▸ Requirement
Only the number is needed: how many lines contain the word "Duplicate"?

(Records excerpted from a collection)
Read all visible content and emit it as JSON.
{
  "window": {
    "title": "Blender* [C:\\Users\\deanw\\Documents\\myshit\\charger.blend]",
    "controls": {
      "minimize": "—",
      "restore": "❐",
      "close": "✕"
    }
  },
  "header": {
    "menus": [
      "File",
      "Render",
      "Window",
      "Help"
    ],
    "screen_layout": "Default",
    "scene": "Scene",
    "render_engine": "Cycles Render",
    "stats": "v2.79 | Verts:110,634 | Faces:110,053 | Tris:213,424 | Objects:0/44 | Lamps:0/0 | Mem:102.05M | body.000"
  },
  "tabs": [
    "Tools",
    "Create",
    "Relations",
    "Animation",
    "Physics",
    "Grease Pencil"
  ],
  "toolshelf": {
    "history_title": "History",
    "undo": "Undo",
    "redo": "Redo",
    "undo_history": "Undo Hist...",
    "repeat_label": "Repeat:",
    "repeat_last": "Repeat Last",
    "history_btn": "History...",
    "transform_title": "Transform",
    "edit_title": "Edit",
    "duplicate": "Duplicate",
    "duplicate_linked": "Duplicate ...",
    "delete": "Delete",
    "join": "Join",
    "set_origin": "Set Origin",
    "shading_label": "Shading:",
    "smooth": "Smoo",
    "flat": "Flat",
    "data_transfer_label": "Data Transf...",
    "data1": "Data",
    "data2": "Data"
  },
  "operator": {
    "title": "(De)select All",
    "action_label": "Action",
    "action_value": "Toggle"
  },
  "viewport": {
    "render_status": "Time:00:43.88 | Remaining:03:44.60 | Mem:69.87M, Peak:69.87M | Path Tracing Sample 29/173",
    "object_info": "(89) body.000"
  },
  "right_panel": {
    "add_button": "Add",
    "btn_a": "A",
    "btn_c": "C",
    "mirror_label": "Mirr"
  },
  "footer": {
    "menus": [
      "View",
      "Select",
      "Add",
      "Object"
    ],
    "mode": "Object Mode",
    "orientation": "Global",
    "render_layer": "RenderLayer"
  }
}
...
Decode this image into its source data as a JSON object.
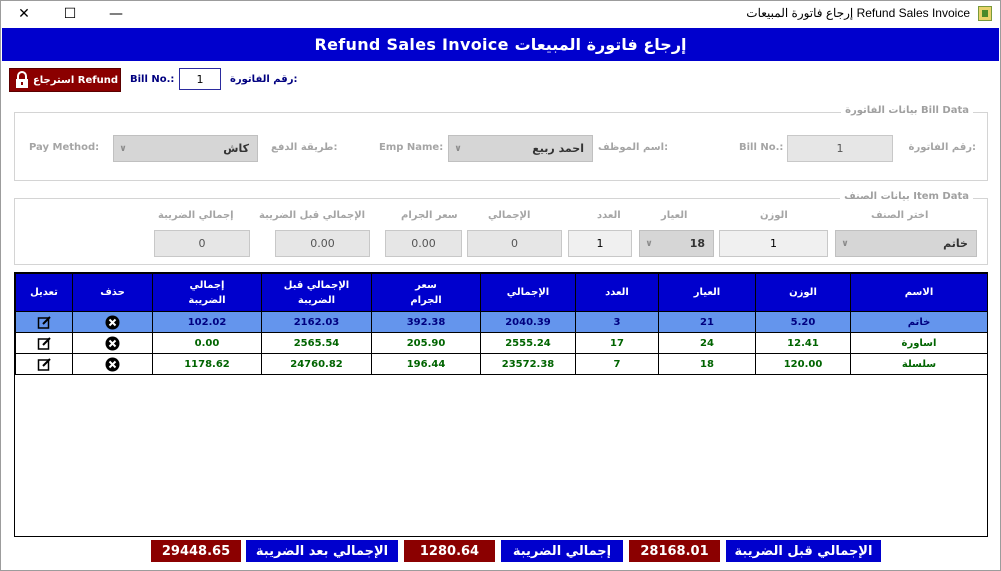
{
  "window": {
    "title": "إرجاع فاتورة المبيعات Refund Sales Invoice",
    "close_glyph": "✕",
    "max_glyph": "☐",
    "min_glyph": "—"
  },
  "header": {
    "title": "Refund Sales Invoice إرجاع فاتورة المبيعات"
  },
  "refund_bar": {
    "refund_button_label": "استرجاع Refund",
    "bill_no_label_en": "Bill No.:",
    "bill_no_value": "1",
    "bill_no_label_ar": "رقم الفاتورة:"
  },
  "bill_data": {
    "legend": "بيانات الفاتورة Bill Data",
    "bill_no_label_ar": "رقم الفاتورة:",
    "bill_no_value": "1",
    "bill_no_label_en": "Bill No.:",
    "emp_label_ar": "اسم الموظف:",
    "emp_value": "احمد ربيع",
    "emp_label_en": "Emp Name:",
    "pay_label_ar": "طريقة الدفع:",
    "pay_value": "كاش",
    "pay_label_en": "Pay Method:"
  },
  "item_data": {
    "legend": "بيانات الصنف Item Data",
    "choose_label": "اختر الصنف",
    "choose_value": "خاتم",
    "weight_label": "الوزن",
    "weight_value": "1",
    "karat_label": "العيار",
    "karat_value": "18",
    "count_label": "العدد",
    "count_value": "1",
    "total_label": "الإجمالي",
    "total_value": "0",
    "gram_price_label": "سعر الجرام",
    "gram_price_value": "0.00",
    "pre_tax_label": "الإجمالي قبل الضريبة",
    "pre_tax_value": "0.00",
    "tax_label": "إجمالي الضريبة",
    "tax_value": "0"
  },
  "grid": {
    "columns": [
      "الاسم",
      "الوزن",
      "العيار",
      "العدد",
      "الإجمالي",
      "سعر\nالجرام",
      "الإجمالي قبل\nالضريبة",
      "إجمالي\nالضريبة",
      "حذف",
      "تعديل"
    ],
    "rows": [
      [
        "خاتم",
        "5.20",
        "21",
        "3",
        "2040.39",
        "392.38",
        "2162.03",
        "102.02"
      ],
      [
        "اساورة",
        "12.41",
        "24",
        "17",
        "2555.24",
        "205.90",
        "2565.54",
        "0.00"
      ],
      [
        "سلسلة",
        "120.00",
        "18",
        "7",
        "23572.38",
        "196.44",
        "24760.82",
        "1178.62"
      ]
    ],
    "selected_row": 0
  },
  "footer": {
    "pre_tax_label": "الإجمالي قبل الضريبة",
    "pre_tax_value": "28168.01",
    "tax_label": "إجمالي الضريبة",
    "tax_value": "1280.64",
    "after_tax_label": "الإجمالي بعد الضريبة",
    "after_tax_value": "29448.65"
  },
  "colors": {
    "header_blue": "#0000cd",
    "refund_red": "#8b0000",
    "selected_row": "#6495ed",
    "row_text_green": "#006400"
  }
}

▸ Task answer
2